[start Input for this task]

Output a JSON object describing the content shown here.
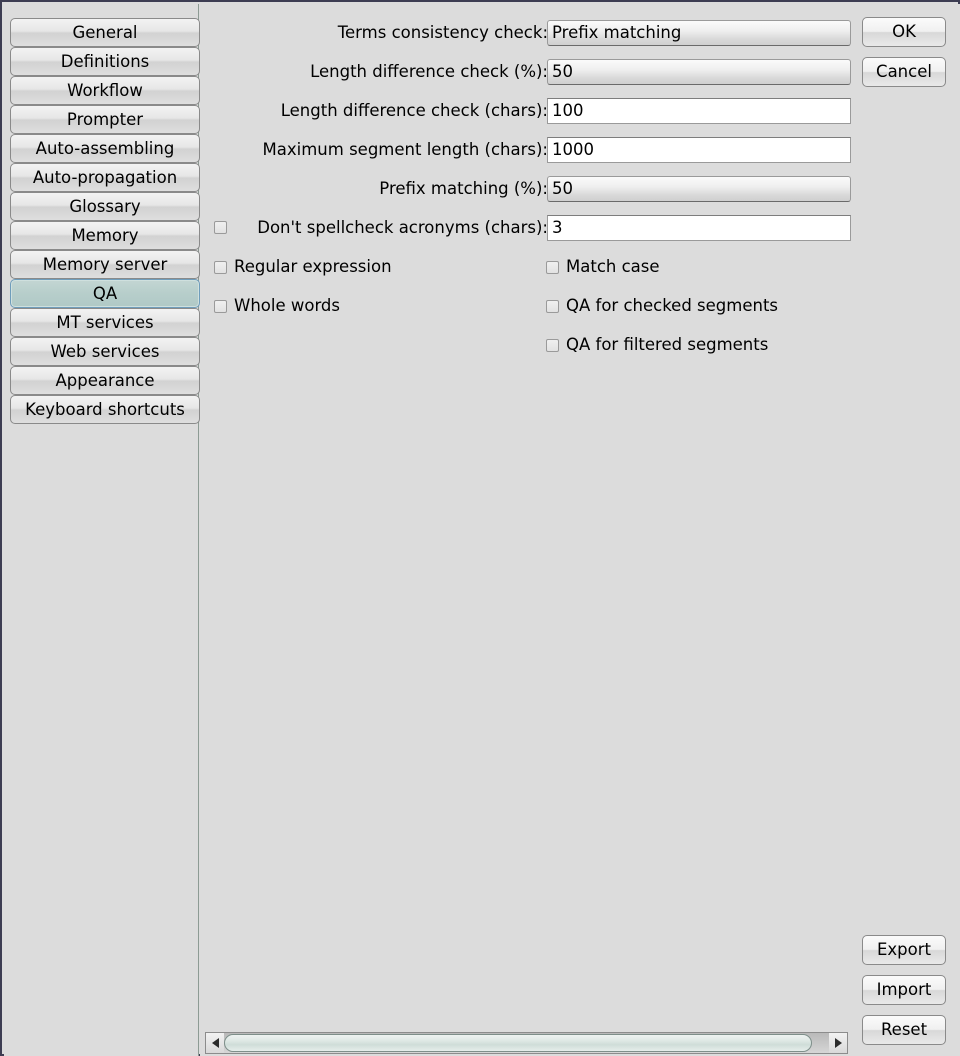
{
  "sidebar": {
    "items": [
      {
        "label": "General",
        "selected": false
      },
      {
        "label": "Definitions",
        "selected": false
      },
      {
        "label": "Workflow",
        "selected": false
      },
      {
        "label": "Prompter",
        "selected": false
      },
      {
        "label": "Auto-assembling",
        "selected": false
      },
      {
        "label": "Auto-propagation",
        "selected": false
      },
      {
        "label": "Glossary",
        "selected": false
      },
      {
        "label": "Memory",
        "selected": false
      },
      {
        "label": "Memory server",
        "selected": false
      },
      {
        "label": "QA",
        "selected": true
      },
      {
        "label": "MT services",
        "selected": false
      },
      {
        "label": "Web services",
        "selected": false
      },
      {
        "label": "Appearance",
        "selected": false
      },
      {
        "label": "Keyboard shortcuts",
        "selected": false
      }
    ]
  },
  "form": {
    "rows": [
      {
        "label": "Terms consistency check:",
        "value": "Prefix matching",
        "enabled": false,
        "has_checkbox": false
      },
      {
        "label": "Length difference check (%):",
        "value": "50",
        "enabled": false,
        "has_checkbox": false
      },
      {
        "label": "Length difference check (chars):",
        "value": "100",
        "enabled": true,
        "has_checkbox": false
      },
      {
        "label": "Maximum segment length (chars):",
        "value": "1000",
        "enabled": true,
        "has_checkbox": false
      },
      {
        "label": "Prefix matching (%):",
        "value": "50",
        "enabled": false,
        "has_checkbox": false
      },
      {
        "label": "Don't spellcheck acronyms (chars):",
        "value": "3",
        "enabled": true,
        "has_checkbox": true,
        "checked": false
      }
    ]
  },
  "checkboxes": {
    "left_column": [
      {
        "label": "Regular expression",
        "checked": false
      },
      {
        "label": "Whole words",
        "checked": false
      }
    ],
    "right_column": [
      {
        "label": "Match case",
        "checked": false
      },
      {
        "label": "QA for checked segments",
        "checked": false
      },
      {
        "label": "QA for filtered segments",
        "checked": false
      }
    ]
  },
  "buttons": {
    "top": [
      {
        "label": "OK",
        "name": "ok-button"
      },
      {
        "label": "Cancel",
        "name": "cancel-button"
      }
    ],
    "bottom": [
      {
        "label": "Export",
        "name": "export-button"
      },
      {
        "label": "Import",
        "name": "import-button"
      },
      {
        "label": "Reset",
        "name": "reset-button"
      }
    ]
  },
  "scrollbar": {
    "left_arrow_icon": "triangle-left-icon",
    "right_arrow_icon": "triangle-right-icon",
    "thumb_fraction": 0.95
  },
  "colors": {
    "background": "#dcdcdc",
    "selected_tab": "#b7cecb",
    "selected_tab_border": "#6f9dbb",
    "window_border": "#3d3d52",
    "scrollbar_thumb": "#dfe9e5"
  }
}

[end Input for this task]
[start Input for this task]

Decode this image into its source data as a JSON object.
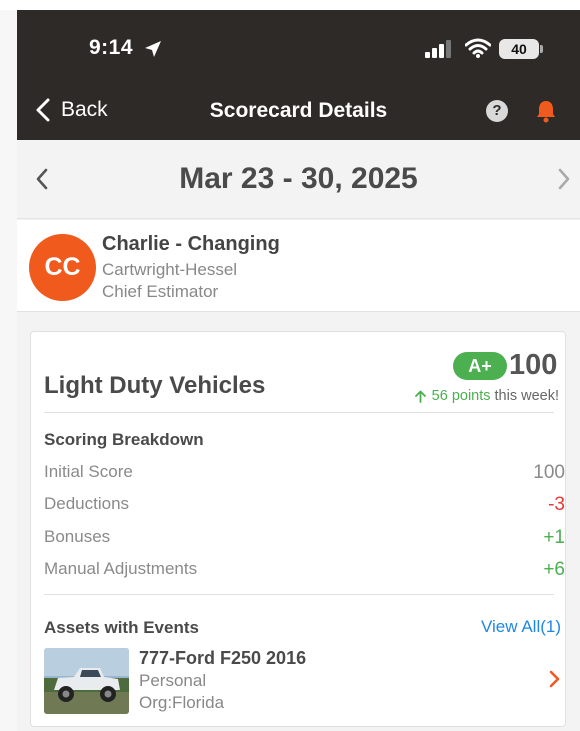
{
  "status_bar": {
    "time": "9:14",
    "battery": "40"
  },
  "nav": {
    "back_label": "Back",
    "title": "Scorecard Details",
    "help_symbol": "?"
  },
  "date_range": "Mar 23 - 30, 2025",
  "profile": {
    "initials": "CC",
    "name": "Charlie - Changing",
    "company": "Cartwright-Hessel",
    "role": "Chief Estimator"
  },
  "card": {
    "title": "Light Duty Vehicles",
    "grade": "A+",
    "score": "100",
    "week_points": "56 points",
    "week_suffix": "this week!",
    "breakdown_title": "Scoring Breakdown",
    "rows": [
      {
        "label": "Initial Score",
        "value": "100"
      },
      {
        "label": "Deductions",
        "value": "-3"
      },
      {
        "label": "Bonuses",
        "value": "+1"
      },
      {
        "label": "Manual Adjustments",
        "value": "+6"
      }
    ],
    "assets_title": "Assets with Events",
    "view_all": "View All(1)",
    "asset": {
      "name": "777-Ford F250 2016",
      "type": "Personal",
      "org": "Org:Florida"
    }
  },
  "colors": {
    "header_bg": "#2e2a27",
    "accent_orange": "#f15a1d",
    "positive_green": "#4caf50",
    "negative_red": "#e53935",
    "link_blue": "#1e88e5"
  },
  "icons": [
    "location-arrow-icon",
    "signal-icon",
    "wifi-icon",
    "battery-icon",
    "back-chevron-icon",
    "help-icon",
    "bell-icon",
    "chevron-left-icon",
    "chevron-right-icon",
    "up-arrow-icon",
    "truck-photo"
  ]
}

[end Input for this task]
[start Input for this task]

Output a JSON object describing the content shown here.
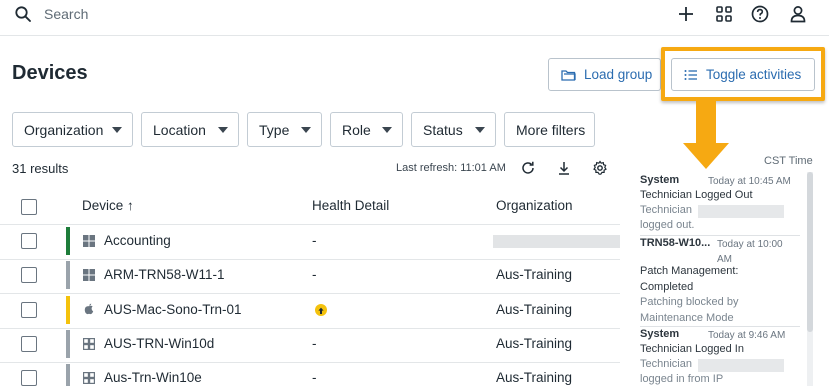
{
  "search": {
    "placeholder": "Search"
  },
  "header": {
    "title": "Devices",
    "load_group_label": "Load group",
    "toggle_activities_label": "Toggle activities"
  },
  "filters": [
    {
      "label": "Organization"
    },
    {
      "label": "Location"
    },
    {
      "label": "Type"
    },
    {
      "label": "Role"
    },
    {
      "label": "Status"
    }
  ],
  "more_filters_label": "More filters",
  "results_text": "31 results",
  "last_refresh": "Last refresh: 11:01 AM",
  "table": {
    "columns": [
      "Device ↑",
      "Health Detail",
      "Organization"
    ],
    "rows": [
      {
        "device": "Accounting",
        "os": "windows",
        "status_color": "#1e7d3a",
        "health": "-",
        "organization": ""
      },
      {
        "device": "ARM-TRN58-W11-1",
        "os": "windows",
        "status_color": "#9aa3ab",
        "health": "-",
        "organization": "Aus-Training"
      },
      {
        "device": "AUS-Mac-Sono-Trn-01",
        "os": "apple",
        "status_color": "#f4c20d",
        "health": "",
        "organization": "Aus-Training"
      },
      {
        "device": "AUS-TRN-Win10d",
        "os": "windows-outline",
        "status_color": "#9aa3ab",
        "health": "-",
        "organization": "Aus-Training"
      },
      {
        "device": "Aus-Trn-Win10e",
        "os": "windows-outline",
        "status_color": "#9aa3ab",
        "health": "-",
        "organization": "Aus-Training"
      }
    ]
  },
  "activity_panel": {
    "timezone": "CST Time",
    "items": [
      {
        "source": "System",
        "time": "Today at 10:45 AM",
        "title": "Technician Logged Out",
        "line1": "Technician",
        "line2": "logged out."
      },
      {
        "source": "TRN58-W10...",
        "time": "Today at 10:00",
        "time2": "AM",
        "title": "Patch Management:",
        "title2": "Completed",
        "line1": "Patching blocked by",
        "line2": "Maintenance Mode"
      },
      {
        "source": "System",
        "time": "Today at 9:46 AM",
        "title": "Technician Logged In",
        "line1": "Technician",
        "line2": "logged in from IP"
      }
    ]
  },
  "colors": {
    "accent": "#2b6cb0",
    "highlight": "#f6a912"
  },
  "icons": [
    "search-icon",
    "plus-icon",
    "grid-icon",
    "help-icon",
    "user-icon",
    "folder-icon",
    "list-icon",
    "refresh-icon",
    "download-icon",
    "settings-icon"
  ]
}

[end Input for this task]

Stated task: Search the listing for the word "chevron". Copy every line in which it occurs.

Task output:
    "back-chevron-icon",
    "chevron-left-icon",
    "chevron-right-icon",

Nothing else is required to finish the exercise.